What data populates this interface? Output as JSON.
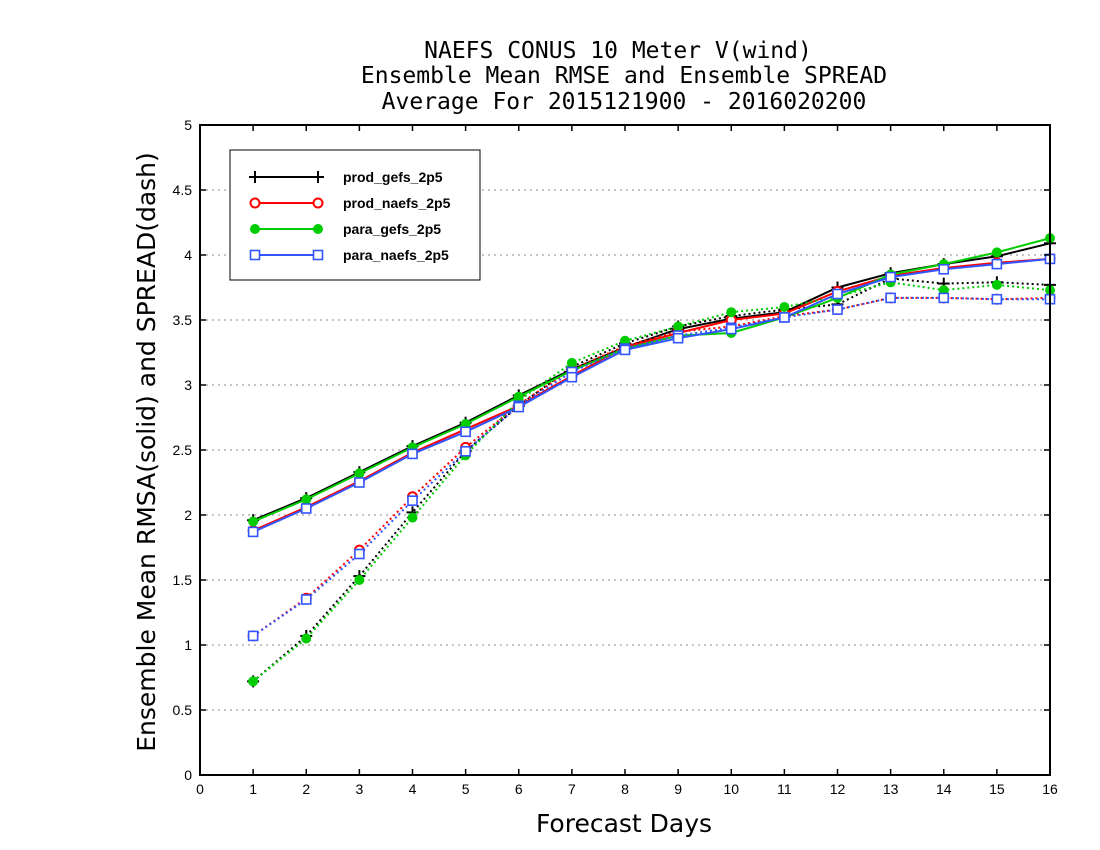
{
  "chart_data": {
    "type": "line",
    "title": [
      "NAEFS CONUS 10 Meter V(wind)",
      "Ensemble Mean RMSE and Ensemble SPREAD",
      "Average For 2015121900 - 2016020200"
    ],
    "xlabel": "Forecast Days",
    "ylabel": "Ensemble Mean RMSA(solid) and SPREAD(dash)",
    "xlim": [
      0,
      16
    ],
    "ylim": [
      0,
      5
    ],
    "xticks": [
      "0",
      "1",
      "2",
      "3",
      "4",
      "5",
      "6",
      "7",
      "8",
      "9",
      "10",
      "11",
      "12",
      "13",
      "14",
      "15",
      "16"
    ],
    "yticks": [
      "0",
      "0.5",
      "1",
      "1.5",
      "2",
      "2.5",
      "3",
      "3.5",
      "4",
      "4.5",
      "5"
    ],
    "grid": "horizontal dotted",
    "legend_position": "top-left",
    "x": [
      1,
      2,
      3,
      4,
      5,
      6,
      7,
      8,
      9,
      10,
      11,
      12,
      13,
      14,
      15,
      16
    ],
    "series": [
      {
        "name": "prod_gefs_2p5",
        "color": "#000000",
        "marker": "plus",
        "rmse": [
          1.96,
          2.13,
          2.33,
          2.53,
          2.71,
          2.92,
          3.12,
          3.29,
          3.43,
          3.51,
          3.56,
          3.75,
          3.86,
          3.93,
          3.99,
          4.09
        ],
        "spread": [
          0.72,
          1.07,
          1.53,
          2.02,
          2.49,
          2.84,
          3.14,
          3.32,
          3.45,
          3.53,
          3.58,
          3.62,
          3.82,
          3.78,
          3.79,
          3.77
        ]
      },
      {
        "name": "prod_naefs_2p5",
        "color": "#ff0000",
        "marker": "circle-open",
        "rmse": [
          1.88,
          2.06,
          2.26,
          2.48,
          2.66,
          2.84,
          3.07,
          3.29,
          3.4,
          3.5,
          3.55,
          3.72,
          3.84,
          3.9,
          3.94,
          3.97
        ],
        "spread": [
          1.07,
          1.36,
          1.73,
          2.14,
          2.52,
          2.85,
          3.12,
          3.3,
          3.41,
          3.45,
          3.53,
          3.58,
          3.67,
          3.67,
          3.66,
          3.67
        ]
      },
      {
        "name": "para_gefs_2p5",
        "color": "#00cc00",
        "marker": "circle-filled",
        "rmse": [
          1.95,
          2.12,
          2.32,
          2.52,
          2.7,
          2.91,
          3.11,
          3.28,
          3.38,
          3.4,
          3.52,
          3.67,
          3.85,
          3.93,
          4.02,
          4.13
        ],
        "spread": [
          0.72,
          1.05,
          1.5,
          1.98,
          2.46,
          2.88,
          3.17,
          3.34,
          3.45,
          3.56,
          3.6,
          3.68,
          3.79,
          3.73,
          3.77,
          3.73
        ]
      },
      {
        "name": "para_naefs_2p5",
        "color": "#3355ff",
        "marker": "square-open",
        "rmse": [
          1.87,
          2.05,
          2.25,
          2.47,
          2.64,
          2.83,
          3.06,
          3.27,
          3.36,
          3.43,
          3.52,
          3.7,
          3.83,
          3.89,
          3.93,
          3.97
        ],
        "spread": [
          1.07,
          1.35,
          1.7,
          2.11,
          2.49,
          2.84,
          3.1,
          3.28,
          3.38,
          3.44,
          3.52,
          3.58,
          3.67,
          3.67,
          3.66,
          3.66
        ]
      }
    ]
  }
}
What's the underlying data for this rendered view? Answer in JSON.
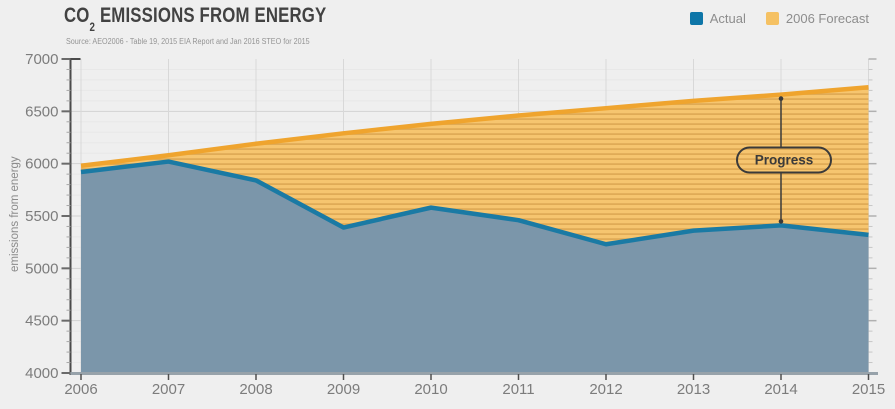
{
  "header": {
    "title_co": "CO",
    "title_sub": "2",
    "title_rest": " EMISSIONS FROM ENERGY",
    "source": "Source: AEO2006 - Table 19, 2015 EIA Report and Jan 2016 STEO for 2015"
  },
  "legend": [
    {
      "label": "Actual",
      "color": "#0e76a8"
    },
    {
      "label": "2006 Forecast",
      "color": "#f5c163"
    }
  ],
  "chart_data": {
    "type": "area",
    "title": "CO2 Emissions from Energy",
    "ylabel": "emissions from energy",
    "x": [
      2006,
      2007,
      2008,
      2009,
      2010,
      2011,
      2012,
      2013,
      2014,
      2015
    ],
    "series": [
      {
        "name": "Actual",
        "values": [
          5920,
          6020,
          5840,
          5390,
          5580,
          5460,
          5230,
          5360,
          5410,
          5320
        ],
        "line_color": "#1a7aa4",
        "fill_color": "#7b96aa"
      },
      {
        "name": "2006 Forecast",
        "values": [
          5980,
          6080,
          6190,
          6290,
          6380,
          6460,
          6530,
          6600,
          6660,
          6730
        ],
        "line_color": "#efa42e",
        "fill_color": "#f6c56f",
        "stripe_color": "#dda853"
      }
    ],
    "ylim": [
      4000,
      7000
    ],
    "ytick_major": 500,
    "ytick_minor": 100,
    "grid": true,
    "legend_position": "top-right",
    "annotation": {
      "label": "Progress",
      "x": 2014
    }
  },
  "colors": {
    "background": "#efefef",
    "grid_major": "#d2d2d2",
    "grid_minor": "#e8e8e8",
    "grid_vertical": "#d8d8d8",
    "axis_dark": "#4a4a4a",
    "axis_bottom": "#97a2aa",
    "tick_label": "#7c7c7c",
    "annotation": "#3a3a3a"
  }
}
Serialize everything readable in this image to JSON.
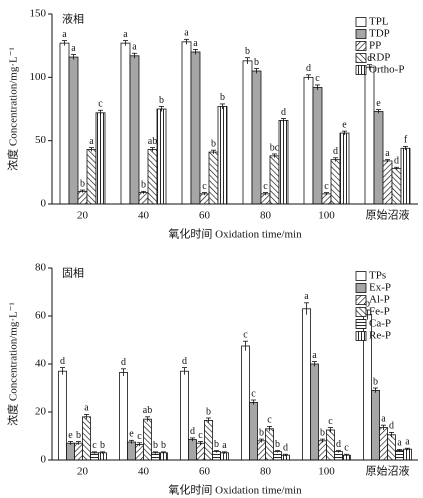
{
  "chart_data": [
    {
      "type": "bar",
      "annotation": "液相",
      "y_label": "浓度 Concentration/mg·L⁻¹",
      "x_label": "氧化时间 Oxidation time/min",
      "categories": [
        "20",
        "40",
        "60",
        "80",
        "100",
        "原始沼液"
      ],
      "ylim": [
        0,
        150
      ],
      "yticks": [
        0,
        50,
        100,
        150
      ],
      "series": [
        {
          "name": "TPL",
          "color": "#ffffff",
          "pattern": "none",
          "values": [
            127,
            127,
            128,
            113,
            100,
            108
          ],
          "errors": [
            2,
            2,
            2,
            2.5,
            2,
            2
          ],
          "labels": [
            "a",
            "a",
            "a",
            "b",
            "d",
            "c"
          ]
        },
        {
          "name": "TDP",
          "color": "#a6a6a6",
          "pattern": "none",
          "values": [
            116,
            117,
            120,
            105,
            92,
            73
          ],
          "errors": [
            2,
            2,
            2,
            2,
            2,
            1.5
          ],
          "labels": [
            "a",
            "a",
            "a",
            "b",
            "c",
            "e"
          ]
        },
        {
          "name": "PP",
          "color": "#ffffff",
          "pattern": "diag",
          "values": [
            10,
            9,
            8,
            8,
            8,
            34
          ],
          "errors": [
            1,
            1,
            1,
            1,
            1,
            1
          ],
          "labels": [
            "b",
            "b",
            "c",
            "c",
            "c",
            "a"
          ]
        },
        {
          "name": "RDP",
          "color": "#ffffff",
          "pattern": "anti",
          "values": [
            43,
            43,
            41,
            38,
            35,
            28
          ],
          "errors": [
            1.5,
            1.5,
            1.5,
            1.5,
            1.5,
            1
          ],
          "labels": [
            "a",
            "ab",
            "b",
            "bc",
            "d",
            "d"
          ]
        },
        {
          "name": "Ortho-P",
          "color": "#ffffff",
          "pattern": "vert",
          "values": [
            72,
            75,
            77,
            66,
            56,
            44
          ],
          "errors": [
            2,
            2,
            2,
            1.5,
            1.5,
            1.5
          ],
          "labels": [
            "c",
            "b",
            "b",
            "d",
            "e",
            "f"
          ]
        }
      ]
    },
    {
      "type": "bar",
      "annotation": "固相",
      "y_label": "浓度 Concentration/mg·L⁻¹",
      "x_label": "氧化时间 Oxidation time/min",
      "categories": [
        "20",
        "40",
        "60",
        "80",
        "100",
        "原始沼液"
      ],
      "ylim": [
        0,
        80
      ],
      "yticks": [
        0,
        20,
        40,
        60,
        80
      ],
      "series": [
        {
          "name": "TPs",
          "color": "#ffffff",
          "pattern": "none",
          "values": [
            37,
            36.5,
            37,
            47.5,
            63,
            60.5
          ],
          "errors": [
            1.5,
            1.5,
            1.5,
            2,
            2.5,
            2
          ],
          "labels": [
            "d",
            "d",
            "d",
            "c",
            "a",
            "b"
          ]
        },
        {
          "name": "Ex-P",
          "color": "#a6a6a6",
          "pattern": "none",
          "values": [
            7,
            7.5,
            8.5,
            24,
            40,
            29
          ],
          "errors": [
            0.7,
            0.7,
            0.7,
            1,
            1,
            1
          ],
          "labels": [
            "e",
            "e",
            "d",
            "c",
            "a",
            "b"
          ]
        },
        {
          "name": "Al-P",
          "color": "#ffffff",
          "pattern": "diag",
          "values": [
            7,
            6.5,
            7,
            8,
            8,
            13.5
          ],
          "errors": [
            0.7,
            0.7,
            0.7,
            0.7,
            0.7,
            1
          ],
          "labels": [
            "b",
            "c",
            "c",
            "b",
            "b",
            "a"
          ]
        },
        {
          "name": "Fe-P",
          "color": "#ffffff",
          "pattern": "anti",
          "values": [
            18,
            17,
            16.5,
            13,
            12.5,
            10.5
          ],
          "errors": [
            1,
            1,
            1,
            1,
            1,
            1
          ],
          "labels": [
            "a",
            "ab",
            "b",
            "c",
            "c",
            "d"
          ]
        },
        {
          "name": "Ca-P",
          "color": "#ffffff",
          "pattern": "horiz",
          "values": [
            3,
            3,
            3.5,
            3.5,
            3.5,
            4
          ],
          "errors": [
            0.4,
            0.4,
            0.4,
            0.4,
            0.4,
            0.4
          ],
          "labels": [
            "c",
            "b",
            "b",
            "b",
            "d",
            "a"
          ]
        },
        {
          "name": "Re-P",
          "color": "#ffffff",
          "pattern": "vert",
          "values": [
            3,
            3,
            3,
            2,
            2,
            4.5
          ],
          "errors": [
            0.4,
            0.4,
            0.4,
            0.4,
            0.4,
            0.4
          ],
          "labels": [
            "b",
            "b",
            "a",
            "d",
            "c",
            "a"
          ]
        }
      ]
    }
  ]
}
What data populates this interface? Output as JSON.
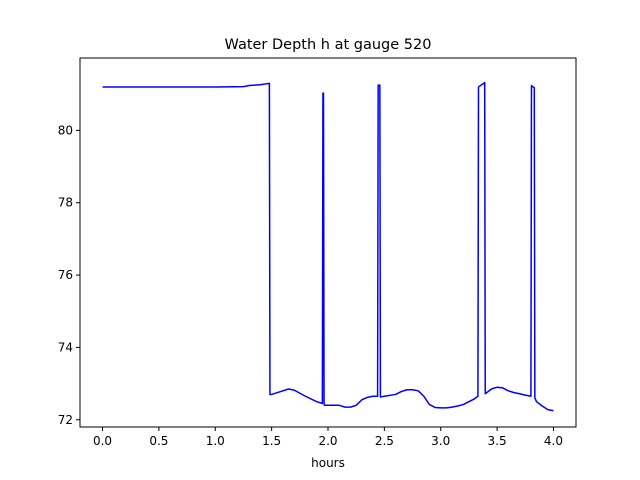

================================

▸ **THE REQUEST**
Within the material above, find the lines that contain the word "type"; copy them.

▸ **FINISHED EXERCISE**
    "type": "line",
    "type": "area",
      "type": "bar",
      "type": "bar",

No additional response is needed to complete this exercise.